Dataset records:
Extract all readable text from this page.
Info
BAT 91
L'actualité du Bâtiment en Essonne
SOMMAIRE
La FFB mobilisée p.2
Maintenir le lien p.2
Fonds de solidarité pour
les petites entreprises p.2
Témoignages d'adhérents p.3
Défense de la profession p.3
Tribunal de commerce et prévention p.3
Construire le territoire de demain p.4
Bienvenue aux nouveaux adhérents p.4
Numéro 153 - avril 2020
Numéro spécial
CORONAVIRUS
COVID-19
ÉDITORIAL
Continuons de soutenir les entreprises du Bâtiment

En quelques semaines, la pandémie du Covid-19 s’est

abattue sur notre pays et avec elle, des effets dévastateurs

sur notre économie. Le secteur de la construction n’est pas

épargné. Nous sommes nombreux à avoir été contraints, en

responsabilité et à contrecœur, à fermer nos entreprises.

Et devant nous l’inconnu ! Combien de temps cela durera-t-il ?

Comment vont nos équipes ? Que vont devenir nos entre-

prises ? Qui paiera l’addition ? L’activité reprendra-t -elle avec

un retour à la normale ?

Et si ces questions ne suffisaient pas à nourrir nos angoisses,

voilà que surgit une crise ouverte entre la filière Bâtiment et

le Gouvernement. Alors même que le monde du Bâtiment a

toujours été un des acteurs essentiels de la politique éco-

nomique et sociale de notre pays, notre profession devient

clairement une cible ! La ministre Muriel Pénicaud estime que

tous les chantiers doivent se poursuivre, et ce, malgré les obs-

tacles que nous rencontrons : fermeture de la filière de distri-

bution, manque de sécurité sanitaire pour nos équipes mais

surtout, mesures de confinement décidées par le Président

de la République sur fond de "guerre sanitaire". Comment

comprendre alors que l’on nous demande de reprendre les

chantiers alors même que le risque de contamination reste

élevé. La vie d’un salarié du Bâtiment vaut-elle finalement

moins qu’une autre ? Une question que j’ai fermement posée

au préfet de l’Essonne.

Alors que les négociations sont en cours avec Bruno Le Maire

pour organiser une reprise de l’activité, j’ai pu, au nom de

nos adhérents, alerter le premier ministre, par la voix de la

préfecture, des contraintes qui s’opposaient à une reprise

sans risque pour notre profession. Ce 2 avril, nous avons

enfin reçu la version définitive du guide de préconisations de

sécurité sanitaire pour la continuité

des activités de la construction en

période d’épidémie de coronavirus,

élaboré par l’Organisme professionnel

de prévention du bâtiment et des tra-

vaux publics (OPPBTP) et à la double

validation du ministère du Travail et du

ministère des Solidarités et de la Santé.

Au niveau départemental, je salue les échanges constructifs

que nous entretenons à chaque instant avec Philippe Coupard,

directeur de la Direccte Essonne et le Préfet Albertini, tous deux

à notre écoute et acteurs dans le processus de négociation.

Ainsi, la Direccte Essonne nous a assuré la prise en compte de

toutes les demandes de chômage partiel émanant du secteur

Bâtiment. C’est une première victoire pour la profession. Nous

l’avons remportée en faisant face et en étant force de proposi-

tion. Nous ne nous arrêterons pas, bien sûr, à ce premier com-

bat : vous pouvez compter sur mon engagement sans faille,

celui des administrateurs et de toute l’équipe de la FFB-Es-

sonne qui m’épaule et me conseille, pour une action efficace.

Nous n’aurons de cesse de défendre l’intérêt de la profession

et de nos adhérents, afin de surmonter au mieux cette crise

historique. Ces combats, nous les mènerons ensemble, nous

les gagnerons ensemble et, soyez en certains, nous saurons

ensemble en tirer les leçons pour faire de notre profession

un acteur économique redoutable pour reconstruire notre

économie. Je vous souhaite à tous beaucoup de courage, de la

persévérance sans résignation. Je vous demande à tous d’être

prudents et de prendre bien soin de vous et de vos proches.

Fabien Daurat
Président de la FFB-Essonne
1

Required work: Please return all of the entries exactly as they were given.

Output for this task:
Extract all readable text from this page.
Info
BAT 91
L'actualité du Bâtiment en Essonne
SOMMAIRE
La FFB mobilisée p.2
Maintenir le lien p.2
Fonds de solidarité pour
les petites entreprises p.2
Témoignages d'adhérents p.3
Défense de la profession p.3
Tribunal de commerce et prévention p.3
Construire le territoire de demain p.4
Bienvenue aux nouveaux adhérents p.4
Numéro 153 - avril 2020
Numéro spécial
CORONAVIRUS
COVID-19
ÉDITORIAL
Continuons de soutenir les entreprises du Bâtiment

En quelques semaines, la pandémie du Covid-19 s’est

abattue sur notre pays et avec elle, des effets dévastateurs

sur notre économie. Le secteur de la construction n’est pas

épargné. Nous sommes nombreux à avoir été contraints, en

responsabilité et à contrecœur, à fermer nos entreprises.

Et devant nous l’inconnu ! Combien de temps cela durera-t-il ?

Comment vont nos équipes ? Que vont devenir nos entre-

prises ? Qui paiera l’addition ? L’activité reprendra-t -elle avec

un retour à la normale ?

Et si ces questions ne suffisaient pas à nourrir nos angoisses,

voilà que surgit une crise ouverte entre la filière Bâtiment et

le Gouvernement. Alors même que le monde du Bâtiment a

toujours été un des acteurs essentiels de la politique éco-

nomique et sociale de notre pays, notre profession devient

clairement une cible ! La ministre Muriel Pénicaud estime que

tous les chantiers doivent se poursuivre, et ce, malgré les obs-

tacles que nous rencontrons : fermeture de la filière de distri-

bution, manque de sécurité sanitaire pour nos équipes mais

surtout, mesures de confinement décidées par le Président

de la République sur fond de "guerre sanitaire". Comment

comprendre alors que l’on nous demande de reprendre les

chantiers alors même que le risque de contamination reste

élevé. La vie d’un salarié du Bâtiment vaut-elle finalement

moins qu’une autre ? Une question que j’ai fermement posée

au préfet de l’Essonne.

Alors que les négociations sont en cours avec Bruno Le Maire

pour organiser une reprise de l’activité, j’ai pu, au nom de

nos adhérents, alerter le premier ministre, par la voix de la

préfecture, des contraintes qui s’opposaient à une reprise

sans risque pour notre profession. Ce 2 avril, nous avons

enfin reçu la version définitive du guide de préconisations de

sécurité sanitaire pour la continuité

des activités de la construction en

période d’épidémie de coronavirus,

élaboré par l’Organisme professionnel

de prévention du bâtiment et des tra-

vaux publics (OPPBTP) et à la double

validation du ministère du Travail et du

ministère des Solidarités et de la Santé.

Au niveau départemental, je salue les échanges constructifs

que nous entretenons à chaque instant avec Philippe Coupard,

directeur de la Direccte Essonne et le Préfet Albertini, tous deux

à notre écoute et acteurs dans le processus de négociation.

Ainsi, la Direccte Essonne nous a assuré la prise en compte de

toutes les demandes de chômage partiel émanant du secteur

Bâtiment. C’est une première victoire pour la profession. Nous

l’avons remportée en faisant face et en étant force de proposi-

tion. Nous ne nous arrêterons pas, bien sûr, à ce premier com-

bat : vous pouvez compter sur mon engagement sans faille,

celui des administrateurs et de toute l’équipe de la FFB-Es-

sonne qui m’épaule et me conseille, pour une action efficace.

Nous n’aurons de cesse de défendre l’intérêt de la profession

et de nos adhérents, afin de surmonter au mieux cette crise

historique. Ces combats, nous les mènerons ensemble, nous

les gagnerons ensemble et, soyez en certains, nous saurons

ensemble en tirer les leçons pour faire de notre profession

un acteur économique redoutable pour reconstruire notre

économie. Je vous souhaite à tous beaucoup de courage, de la

persévérance sans résignation. Je vous demande à tous d’être

prudents et de prendre bien soin de vous et de vos proches.

Fabien Daurat
Président de la FFB-Essonne
1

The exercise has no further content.